Data records:

:::

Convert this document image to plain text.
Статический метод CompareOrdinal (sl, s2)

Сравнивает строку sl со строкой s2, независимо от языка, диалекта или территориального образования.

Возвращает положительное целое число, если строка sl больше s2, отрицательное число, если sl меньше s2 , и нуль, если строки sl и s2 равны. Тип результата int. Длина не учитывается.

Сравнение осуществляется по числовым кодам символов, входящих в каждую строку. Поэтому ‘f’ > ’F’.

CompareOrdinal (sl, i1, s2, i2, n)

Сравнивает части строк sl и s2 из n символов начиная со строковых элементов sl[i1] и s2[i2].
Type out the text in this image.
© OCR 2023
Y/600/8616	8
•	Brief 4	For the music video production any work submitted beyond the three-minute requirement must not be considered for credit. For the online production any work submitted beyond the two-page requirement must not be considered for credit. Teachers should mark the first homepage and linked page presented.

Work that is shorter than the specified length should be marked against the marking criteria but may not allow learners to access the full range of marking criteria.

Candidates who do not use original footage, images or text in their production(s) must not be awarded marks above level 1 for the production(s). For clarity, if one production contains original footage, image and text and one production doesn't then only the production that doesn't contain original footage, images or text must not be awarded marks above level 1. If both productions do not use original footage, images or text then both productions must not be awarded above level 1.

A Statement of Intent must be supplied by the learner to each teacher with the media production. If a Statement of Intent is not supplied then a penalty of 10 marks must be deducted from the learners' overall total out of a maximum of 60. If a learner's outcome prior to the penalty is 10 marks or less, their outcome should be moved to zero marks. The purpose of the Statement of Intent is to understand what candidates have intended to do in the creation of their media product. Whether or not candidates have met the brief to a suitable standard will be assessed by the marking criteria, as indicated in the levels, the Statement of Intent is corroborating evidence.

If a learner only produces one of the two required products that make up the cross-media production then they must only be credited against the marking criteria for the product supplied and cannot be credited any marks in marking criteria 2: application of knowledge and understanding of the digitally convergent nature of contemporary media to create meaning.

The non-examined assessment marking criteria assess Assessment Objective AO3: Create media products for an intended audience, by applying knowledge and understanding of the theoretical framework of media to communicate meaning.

:::

▶ **Aim**:
Search the listing for the string "learners". Copy each line where it turns up.

▶ **Answer to this exercise**:
Work that is shorter than the specified length should be marked against the marking criteria but may not allow learners to access the full range of marking criteria.
A Statement of Intent must be supplied by the learner to each teacher with the media production. If a Statement of Intent is not supplied then a penalty of 10 marks must be deducted from the learners' overall total out of a maximum of 60. If a learner's outcome prior to the penalty is 10 marks or less, their outcome should be moved to zero marks. The purpose of the Statement of Intent is to understand what candidates have intended to do in the creation of their media product. Whether or not candidates have met the brief to a suitable standard will be assessed by the marking criteria, as indicated in the levels, the Statement of Intent is corroborating evidence.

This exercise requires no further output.